* RECORDS FOR THIS TASK *
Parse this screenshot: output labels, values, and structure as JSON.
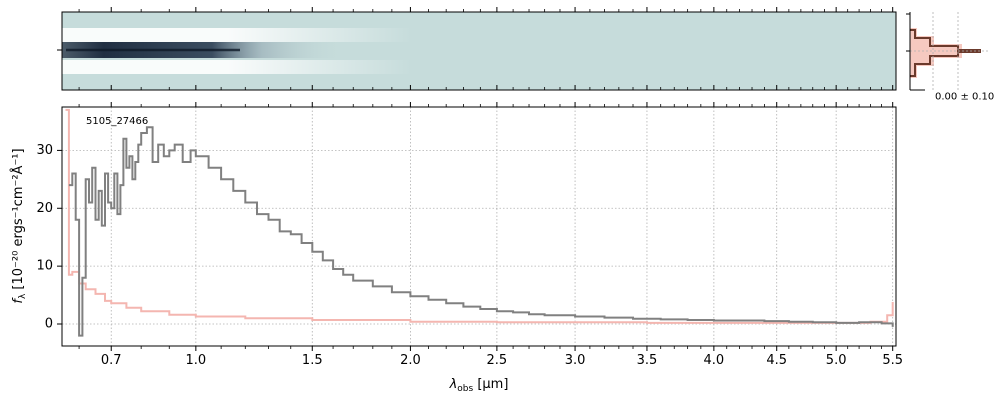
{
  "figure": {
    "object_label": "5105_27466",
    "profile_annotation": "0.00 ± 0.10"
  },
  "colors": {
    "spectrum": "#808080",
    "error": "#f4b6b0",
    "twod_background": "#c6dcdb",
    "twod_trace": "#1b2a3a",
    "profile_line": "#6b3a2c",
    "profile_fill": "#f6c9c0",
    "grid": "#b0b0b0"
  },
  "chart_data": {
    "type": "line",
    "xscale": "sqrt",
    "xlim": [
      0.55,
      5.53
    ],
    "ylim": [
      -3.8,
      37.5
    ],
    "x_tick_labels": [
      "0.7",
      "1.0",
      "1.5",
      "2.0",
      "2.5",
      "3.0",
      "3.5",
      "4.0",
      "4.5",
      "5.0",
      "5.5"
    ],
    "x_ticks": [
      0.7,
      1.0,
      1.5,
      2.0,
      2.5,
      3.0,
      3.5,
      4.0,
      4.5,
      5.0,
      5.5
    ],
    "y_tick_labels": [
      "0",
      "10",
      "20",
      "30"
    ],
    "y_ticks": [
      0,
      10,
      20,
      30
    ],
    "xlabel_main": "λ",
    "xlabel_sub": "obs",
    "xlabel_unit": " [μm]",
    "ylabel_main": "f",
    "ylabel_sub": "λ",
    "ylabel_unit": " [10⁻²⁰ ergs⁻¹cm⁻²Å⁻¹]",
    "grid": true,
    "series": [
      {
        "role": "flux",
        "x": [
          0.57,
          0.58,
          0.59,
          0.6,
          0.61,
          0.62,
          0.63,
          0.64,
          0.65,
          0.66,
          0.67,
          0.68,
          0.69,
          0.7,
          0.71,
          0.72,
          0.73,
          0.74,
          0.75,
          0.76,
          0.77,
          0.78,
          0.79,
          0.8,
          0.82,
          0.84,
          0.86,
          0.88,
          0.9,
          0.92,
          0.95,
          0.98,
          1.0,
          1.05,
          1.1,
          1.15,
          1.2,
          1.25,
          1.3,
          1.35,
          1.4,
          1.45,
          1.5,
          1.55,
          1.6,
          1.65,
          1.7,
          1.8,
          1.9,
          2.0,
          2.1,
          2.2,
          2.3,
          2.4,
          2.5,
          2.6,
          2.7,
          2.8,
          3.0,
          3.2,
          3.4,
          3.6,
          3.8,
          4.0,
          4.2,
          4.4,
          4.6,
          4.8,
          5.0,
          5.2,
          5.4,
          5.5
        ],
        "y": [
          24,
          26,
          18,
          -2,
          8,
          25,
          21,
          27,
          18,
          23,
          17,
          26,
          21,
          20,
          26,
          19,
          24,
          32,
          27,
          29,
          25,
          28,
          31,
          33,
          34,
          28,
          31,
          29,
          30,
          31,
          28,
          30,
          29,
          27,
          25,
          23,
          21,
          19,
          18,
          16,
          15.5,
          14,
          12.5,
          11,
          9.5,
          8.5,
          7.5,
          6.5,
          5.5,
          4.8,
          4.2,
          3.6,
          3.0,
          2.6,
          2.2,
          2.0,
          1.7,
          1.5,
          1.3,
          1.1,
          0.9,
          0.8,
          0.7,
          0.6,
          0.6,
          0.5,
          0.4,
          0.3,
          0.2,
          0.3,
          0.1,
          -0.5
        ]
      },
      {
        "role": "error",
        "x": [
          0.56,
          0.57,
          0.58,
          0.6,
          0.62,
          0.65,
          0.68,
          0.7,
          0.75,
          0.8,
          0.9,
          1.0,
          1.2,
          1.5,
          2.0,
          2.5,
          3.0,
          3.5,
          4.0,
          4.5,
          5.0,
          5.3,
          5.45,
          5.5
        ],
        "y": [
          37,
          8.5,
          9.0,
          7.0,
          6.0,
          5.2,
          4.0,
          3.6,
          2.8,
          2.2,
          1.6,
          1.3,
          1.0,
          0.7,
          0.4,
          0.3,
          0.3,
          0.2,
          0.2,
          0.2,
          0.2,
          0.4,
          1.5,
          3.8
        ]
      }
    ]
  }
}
---
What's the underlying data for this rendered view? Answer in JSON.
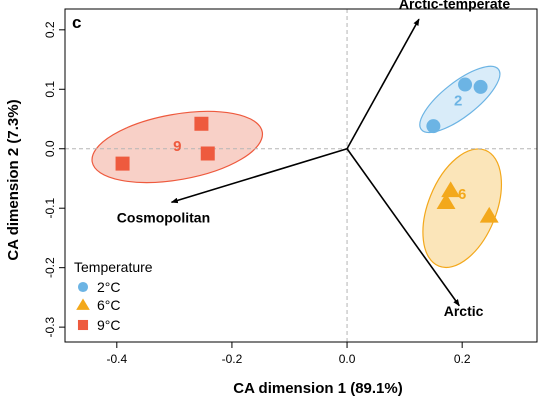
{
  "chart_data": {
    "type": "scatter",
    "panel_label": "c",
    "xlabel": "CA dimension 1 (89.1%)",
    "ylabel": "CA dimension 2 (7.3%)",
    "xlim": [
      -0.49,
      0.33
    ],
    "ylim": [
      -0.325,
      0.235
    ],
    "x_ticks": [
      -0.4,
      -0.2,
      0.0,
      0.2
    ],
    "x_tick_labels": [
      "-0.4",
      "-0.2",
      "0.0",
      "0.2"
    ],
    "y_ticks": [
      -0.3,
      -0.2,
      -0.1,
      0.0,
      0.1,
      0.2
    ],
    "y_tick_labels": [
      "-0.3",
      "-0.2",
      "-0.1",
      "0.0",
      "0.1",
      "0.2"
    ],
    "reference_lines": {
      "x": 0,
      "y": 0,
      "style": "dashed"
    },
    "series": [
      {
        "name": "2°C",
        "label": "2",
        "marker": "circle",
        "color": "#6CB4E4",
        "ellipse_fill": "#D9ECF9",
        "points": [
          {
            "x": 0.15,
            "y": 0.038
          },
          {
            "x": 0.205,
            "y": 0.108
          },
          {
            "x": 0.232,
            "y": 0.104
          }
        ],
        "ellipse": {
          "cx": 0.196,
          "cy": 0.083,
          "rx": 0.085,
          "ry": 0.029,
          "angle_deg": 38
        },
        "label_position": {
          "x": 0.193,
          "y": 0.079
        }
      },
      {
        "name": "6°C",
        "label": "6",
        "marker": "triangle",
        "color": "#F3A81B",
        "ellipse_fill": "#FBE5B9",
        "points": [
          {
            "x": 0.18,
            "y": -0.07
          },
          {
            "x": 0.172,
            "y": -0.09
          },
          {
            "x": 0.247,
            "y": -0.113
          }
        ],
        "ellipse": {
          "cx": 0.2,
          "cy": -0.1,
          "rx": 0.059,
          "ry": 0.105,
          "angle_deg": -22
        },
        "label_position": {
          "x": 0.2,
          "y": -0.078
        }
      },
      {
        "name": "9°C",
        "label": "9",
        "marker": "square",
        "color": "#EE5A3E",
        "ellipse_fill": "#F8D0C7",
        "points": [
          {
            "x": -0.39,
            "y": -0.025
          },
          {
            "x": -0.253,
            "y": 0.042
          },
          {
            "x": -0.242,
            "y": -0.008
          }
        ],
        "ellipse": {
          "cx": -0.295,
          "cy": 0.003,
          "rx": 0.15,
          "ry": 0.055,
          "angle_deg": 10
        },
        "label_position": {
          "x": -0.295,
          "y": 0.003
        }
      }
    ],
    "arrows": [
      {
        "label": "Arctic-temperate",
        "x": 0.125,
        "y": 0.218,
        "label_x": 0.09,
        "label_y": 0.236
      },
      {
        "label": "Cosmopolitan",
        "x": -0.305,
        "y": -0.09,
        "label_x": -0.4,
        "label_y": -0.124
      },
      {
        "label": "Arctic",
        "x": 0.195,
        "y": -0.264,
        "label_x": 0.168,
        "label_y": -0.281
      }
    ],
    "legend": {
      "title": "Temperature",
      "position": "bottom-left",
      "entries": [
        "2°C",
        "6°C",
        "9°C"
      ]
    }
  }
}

* WHAT IS NEEDED *
Every line that holds the string "marker" should be returned.

* COMPLETED EXERCISE *
        "marker": "circle",
        "marker": "triangle",
        "marker": "square",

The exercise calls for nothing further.